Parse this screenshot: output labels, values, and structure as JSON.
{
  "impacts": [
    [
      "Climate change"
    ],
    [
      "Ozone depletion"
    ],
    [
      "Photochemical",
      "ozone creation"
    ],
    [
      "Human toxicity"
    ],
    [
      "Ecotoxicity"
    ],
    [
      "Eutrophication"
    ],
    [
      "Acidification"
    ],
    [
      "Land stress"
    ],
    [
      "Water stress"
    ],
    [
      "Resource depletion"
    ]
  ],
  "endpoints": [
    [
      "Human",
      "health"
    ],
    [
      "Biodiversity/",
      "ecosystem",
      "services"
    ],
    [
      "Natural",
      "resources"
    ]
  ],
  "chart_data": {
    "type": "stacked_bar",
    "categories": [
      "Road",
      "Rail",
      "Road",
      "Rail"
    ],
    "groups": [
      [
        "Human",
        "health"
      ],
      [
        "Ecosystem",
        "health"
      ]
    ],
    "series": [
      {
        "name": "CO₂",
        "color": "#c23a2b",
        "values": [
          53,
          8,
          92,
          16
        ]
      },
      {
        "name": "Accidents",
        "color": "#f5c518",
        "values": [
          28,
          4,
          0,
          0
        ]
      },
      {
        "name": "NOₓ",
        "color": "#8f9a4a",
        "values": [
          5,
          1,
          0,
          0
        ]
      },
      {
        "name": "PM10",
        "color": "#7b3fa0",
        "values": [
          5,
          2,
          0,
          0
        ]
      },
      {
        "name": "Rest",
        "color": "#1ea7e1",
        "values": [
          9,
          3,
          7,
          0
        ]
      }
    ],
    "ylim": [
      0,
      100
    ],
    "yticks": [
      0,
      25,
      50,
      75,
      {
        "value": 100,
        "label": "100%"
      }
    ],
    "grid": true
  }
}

........

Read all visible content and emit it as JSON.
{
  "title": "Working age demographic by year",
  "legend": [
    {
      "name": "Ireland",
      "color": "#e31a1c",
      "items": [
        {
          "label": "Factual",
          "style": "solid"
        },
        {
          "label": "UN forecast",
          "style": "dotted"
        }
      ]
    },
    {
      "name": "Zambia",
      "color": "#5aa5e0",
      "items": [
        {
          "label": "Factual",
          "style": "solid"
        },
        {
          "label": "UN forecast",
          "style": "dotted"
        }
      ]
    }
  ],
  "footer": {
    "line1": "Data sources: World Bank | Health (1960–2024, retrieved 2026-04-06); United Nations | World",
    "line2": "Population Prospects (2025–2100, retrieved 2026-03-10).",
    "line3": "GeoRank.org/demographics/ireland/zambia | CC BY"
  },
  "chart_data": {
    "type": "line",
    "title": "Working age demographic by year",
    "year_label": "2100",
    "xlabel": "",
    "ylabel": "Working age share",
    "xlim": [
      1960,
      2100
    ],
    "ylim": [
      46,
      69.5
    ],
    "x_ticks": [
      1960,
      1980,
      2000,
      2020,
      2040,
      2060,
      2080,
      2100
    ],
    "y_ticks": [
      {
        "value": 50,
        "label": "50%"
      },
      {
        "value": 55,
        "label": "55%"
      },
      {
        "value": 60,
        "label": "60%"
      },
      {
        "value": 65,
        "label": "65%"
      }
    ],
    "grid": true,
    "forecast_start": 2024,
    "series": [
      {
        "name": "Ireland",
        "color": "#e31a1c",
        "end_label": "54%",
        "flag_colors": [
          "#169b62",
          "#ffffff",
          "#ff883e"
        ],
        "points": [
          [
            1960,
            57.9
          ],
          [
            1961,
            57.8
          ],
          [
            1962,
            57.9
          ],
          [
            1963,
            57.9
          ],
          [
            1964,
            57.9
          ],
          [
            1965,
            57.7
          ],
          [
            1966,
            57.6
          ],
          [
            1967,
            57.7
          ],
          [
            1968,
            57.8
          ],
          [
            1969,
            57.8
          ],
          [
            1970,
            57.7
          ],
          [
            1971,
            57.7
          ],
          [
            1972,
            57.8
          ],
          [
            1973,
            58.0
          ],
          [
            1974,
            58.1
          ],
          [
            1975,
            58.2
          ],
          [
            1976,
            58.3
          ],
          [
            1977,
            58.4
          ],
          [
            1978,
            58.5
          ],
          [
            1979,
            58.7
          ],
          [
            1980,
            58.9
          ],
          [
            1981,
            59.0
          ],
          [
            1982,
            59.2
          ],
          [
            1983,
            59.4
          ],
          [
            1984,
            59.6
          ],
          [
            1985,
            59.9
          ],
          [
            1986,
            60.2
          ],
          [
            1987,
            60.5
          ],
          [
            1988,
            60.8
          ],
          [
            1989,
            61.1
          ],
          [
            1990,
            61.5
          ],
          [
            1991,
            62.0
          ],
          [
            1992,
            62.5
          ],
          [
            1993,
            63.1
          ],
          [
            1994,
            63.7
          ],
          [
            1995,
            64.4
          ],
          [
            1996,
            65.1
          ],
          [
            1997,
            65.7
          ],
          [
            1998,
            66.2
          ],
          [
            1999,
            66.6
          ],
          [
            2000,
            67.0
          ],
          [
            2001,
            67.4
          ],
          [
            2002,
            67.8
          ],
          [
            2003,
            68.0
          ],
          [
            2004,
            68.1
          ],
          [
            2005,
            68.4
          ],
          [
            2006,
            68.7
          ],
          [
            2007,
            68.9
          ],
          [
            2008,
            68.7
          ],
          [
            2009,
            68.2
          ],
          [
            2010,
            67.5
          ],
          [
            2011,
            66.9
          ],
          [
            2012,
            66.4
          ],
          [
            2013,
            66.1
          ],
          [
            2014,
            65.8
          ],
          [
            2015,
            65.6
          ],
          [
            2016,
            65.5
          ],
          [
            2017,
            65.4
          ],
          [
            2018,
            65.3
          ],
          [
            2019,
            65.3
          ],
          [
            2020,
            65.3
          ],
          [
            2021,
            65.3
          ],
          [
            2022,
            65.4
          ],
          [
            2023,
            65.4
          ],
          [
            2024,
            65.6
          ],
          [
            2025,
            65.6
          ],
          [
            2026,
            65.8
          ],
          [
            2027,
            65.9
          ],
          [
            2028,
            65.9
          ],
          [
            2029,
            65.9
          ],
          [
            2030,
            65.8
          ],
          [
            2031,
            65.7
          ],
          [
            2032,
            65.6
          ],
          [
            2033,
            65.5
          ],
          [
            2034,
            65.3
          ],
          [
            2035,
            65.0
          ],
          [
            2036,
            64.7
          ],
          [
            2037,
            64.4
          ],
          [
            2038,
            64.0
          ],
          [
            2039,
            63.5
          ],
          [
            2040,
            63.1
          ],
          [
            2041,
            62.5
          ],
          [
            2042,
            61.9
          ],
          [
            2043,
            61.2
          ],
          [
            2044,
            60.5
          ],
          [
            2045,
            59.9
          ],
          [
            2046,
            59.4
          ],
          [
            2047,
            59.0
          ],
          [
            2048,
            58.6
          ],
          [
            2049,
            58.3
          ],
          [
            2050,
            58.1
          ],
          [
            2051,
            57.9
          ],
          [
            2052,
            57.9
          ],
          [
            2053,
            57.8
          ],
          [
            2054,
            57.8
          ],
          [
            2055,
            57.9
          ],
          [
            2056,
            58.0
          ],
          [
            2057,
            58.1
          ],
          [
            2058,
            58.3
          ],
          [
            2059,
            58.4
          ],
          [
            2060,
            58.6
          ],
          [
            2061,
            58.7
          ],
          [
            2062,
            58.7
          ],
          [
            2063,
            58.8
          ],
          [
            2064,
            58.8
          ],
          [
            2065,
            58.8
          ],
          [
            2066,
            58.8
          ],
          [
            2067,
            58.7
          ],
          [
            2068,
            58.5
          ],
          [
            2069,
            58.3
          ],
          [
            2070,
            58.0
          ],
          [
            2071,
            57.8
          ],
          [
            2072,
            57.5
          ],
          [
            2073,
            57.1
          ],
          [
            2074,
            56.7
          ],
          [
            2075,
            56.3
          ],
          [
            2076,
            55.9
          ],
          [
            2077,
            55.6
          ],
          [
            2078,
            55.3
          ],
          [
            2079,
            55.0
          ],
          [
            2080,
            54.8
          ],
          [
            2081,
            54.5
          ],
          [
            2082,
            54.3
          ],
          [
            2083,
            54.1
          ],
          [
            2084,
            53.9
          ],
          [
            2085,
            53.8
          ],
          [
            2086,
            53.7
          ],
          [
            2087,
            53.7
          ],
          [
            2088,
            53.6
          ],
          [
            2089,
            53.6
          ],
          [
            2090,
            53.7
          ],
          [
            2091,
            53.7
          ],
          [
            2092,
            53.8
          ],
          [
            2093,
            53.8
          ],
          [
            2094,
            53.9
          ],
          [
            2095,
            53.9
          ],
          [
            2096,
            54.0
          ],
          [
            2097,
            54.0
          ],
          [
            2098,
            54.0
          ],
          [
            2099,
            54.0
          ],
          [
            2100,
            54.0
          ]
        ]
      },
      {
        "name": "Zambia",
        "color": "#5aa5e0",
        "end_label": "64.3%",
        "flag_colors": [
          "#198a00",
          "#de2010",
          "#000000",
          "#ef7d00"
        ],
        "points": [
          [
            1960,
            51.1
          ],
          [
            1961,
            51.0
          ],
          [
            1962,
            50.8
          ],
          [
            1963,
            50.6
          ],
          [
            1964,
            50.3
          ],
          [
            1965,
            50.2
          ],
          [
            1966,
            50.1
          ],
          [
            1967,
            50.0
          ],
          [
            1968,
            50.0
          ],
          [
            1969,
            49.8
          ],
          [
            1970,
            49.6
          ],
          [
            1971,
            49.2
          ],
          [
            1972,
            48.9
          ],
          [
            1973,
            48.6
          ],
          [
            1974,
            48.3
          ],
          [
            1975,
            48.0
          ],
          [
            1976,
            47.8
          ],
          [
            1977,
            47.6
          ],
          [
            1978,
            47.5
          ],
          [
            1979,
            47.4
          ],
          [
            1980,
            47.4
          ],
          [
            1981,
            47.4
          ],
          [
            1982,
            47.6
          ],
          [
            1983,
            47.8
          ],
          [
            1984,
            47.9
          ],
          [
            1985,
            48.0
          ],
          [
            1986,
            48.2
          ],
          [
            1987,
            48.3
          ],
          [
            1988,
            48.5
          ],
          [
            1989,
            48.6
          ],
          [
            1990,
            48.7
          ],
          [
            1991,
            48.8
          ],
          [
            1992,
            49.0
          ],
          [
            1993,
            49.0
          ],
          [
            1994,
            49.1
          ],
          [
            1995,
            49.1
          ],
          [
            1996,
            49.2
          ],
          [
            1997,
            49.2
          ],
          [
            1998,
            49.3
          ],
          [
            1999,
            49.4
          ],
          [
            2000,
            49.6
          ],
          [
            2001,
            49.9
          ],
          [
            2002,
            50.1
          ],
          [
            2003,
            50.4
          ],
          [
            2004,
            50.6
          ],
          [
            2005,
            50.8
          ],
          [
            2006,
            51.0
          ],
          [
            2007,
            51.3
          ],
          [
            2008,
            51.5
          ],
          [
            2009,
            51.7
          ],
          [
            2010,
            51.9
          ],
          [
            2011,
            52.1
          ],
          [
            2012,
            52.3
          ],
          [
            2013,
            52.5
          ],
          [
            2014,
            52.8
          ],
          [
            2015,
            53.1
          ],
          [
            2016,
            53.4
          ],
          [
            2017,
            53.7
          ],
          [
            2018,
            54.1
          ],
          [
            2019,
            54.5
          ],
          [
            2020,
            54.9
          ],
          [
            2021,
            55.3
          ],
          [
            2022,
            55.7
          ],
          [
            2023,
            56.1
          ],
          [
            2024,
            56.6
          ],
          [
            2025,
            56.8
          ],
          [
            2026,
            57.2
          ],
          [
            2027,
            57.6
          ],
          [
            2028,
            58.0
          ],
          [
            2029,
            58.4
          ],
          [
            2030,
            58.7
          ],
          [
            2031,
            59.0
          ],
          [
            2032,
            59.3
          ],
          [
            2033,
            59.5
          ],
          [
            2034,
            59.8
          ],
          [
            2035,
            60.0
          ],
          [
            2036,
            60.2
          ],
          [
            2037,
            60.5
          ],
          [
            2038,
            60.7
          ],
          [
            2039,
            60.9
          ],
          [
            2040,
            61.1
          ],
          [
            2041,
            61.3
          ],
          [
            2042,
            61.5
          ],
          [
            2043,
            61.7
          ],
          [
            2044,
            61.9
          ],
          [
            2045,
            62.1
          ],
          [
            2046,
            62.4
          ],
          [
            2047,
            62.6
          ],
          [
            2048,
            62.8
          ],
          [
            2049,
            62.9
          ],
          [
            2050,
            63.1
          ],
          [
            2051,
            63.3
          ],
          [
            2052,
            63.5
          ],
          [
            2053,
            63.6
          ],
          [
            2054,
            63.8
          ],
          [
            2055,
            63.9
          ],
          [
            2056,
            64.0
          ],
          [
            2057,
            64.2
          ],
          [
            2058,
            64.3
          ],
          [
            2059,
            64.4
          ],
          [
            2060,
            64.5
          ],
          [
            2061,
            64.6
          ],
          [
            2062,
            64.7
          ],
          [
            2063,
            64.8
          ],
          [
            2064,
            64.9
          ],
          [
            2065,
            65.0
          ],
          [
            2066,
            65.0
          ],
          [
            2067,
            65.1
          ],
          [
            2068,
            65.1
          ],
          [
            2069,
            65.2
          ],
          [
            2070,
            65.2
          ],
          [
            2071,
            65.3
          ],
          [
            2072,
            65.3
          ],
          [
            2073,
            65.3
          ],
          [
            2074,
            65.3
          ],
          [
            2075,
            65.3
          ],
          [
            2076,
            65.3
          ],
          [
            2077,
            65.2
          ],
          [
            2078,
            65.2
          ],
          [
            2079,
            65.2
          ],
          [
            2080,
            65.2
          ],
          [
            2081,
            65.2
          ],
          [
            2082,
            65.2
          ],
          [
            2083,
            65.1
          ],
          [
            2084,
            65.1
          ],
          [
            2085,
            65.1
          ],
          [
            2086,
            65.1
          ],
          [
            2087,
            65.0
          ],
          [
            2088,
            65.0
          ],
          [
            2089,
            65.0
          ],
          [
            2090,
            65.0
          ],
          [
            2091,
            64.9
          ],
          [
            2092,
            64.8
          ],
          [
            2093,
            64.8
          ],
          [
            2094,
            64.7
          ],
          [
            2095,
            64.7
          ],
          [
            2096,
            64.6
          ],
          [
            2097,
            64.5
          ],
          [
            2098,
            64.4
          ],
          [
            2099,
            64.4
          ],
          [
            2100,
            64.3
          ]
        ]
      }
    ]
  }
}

........

Whichever lines contain the string "title", select and copy them.

**THE RESULT**
  "title": "Working age demographic by year",
    "title": "Working age demographic by year",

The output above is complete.